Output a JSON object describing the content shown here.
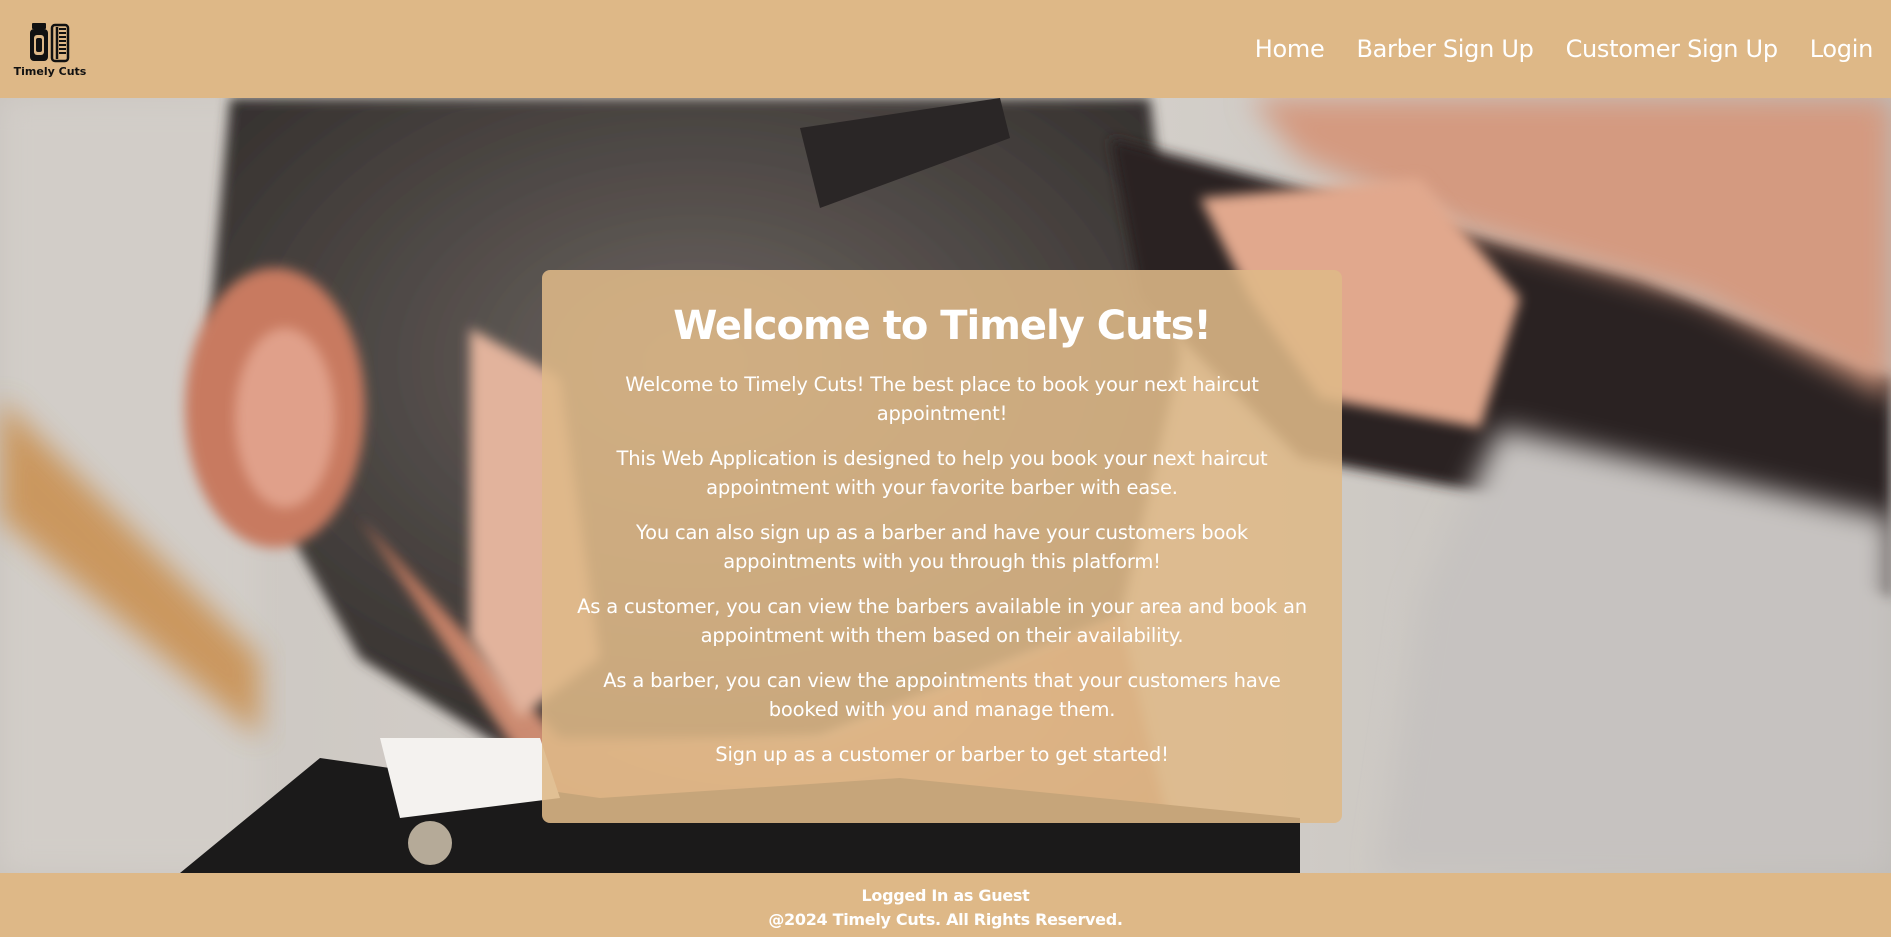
{
  "brand": {
    "name": "Timely Cuts",
    "logo_icon": "clipper-and-comb-icon"
  },
  "nav": {
    "items": [
      {
        "label": "Home"
      },
      {
        "label": "Barber Sign Up"
      },
      {
        "label": "Customer Sign Up"
      },
      {
        "label": "Login"
      }
    ]
  },
  "hero": {
    "background": "barber-cutting-hair-photo"
  },
  "welcome": {
    "title": "Welcome to Timely Cuts!",
    "paragraphs": [
      "Welcome to Timely Cuts! The best place to book your next haircut appointment!",
      "This Web Application is designed to help you book your next haircut appointment with your favorite barber with ease.",
      "You can also sign up as a barber and have your customers book appointments with you through this platform!",
      "As a customer, you can view the barbers available in your area and book an appointment with them based on their availability.",
      "As a barber, you can view the appointments that your customers have booked with you and manage them.",
      "Sign up as a customer or barber to get started!"
    ]
  },
  "footer": {
    "status": "Logged In as Guest",
    "copyright": "@2024 Timely Cuts. All Rights Reserved."
  },
  "colors": {
    "accent": "#deb887",
    "text_light": "#ffffff"
  }
}
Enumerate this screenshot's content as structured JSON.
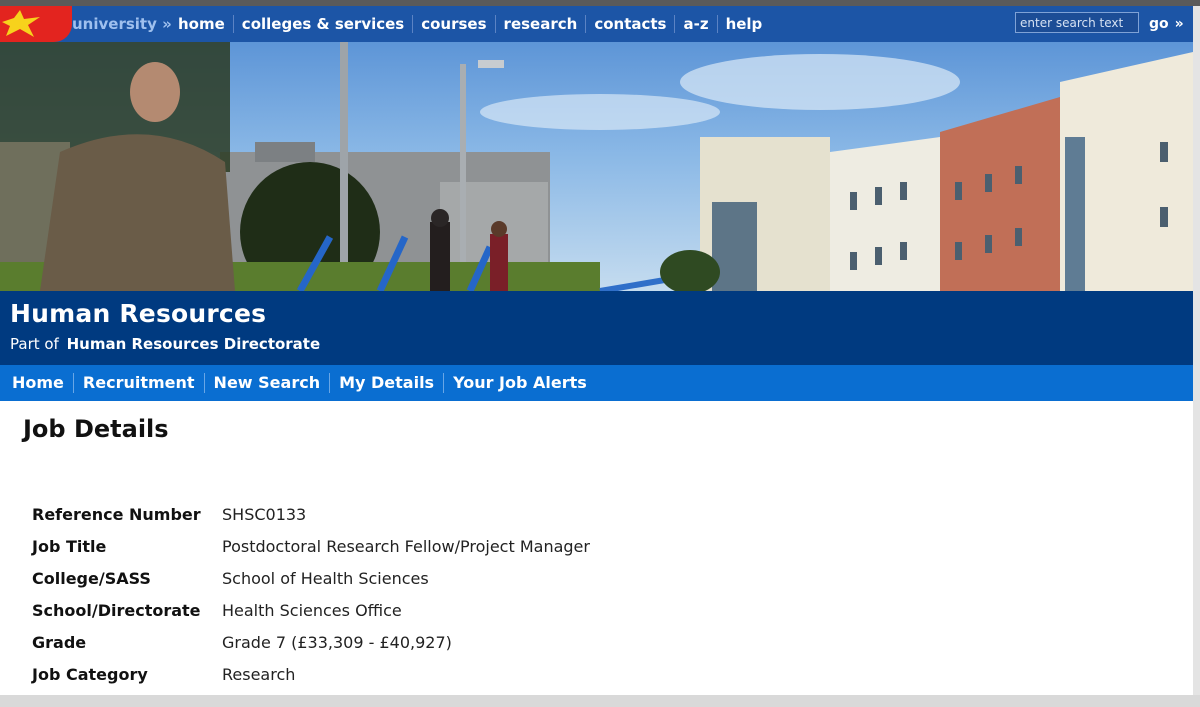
{
  "topnav": {
    "brand": "university »",
    "items": [
      {
        "label": "home"
      },
      {
        "label": "colleges & services"
      },
      {
        "label": "courses"
      },
      {
        "label": "research"
      },
      {
        "label": "contacts"
      },
      {
        "label": "a-z"
      },
      {
        "label": "help"
      }
    ],
    "search_placeholder": "enter search text",
    "go_label": "go",
    "go_arrow": "»"
  },
  "header": {
    "title": "Human Resources",
    "part_of_prefix": "Part of",
    "part_of_link": "Human Resources Directorate"
  },
  "subnav": {
    "items": [
      {
        "label": "Home"
      },
      {
        "label": "Recruitment"
      },
      {
        "label": "New Search"
      },
      {
        "label": "My Details"
      },
      {
        "label": "Your Job Alerts"
      }
    ]
  },
  "main": {
    "title": "Job Details",
    "details": [
      {
        "label": "Reference Number",
        "value": "SHSC0133"
      },
      {
        "label": "Job Title",
        "value": "Postdoctoral Research Fellow/Project Manager"
      },
      {
        "label": "College/SASS",
        "value": "School of Health Sciences"
      },
      {
        "label": "School/Directorate",
        "value": "Health Sciences Office"
      },
      {
        "label": "Grade",
        "value": "Grade 7 (£33,309 - £40,927)"
      },
      {
        "label": "Job Category",
        "value": "Research"
      }
    ]
  },
  "colors": {
    "topbar": "#1c55a6",
    "header": "#003a80",
    "subnav": "#0a6ed1",
    "logo_red": "#e3241f",
    "logo_yellow": "#f7d21c"
  }
}
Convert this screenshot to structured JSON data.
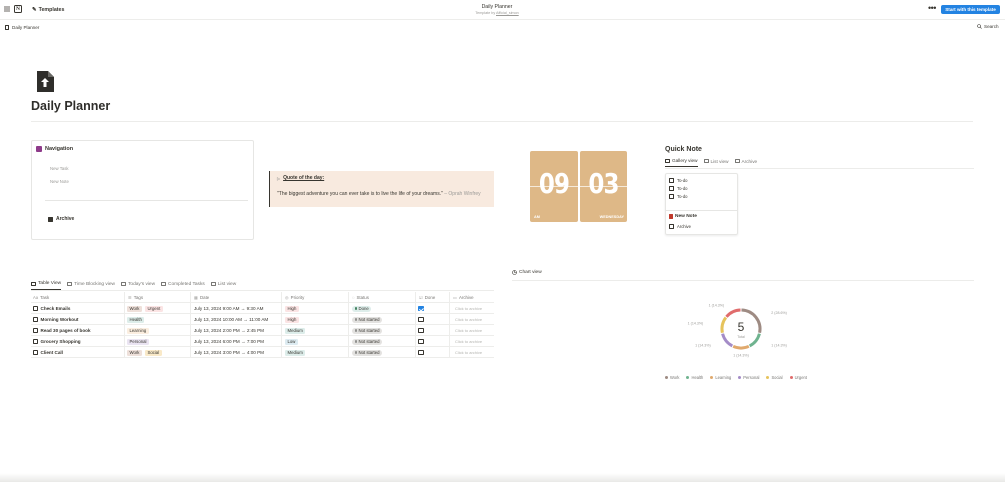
§
> Instructions to follow
Identify each line of the material where the word "screenshot" shows up, and copy it.

> Written reply
Enumerate this screenshot's content as structured JSON.
Convert this screenshot to structured JSON data.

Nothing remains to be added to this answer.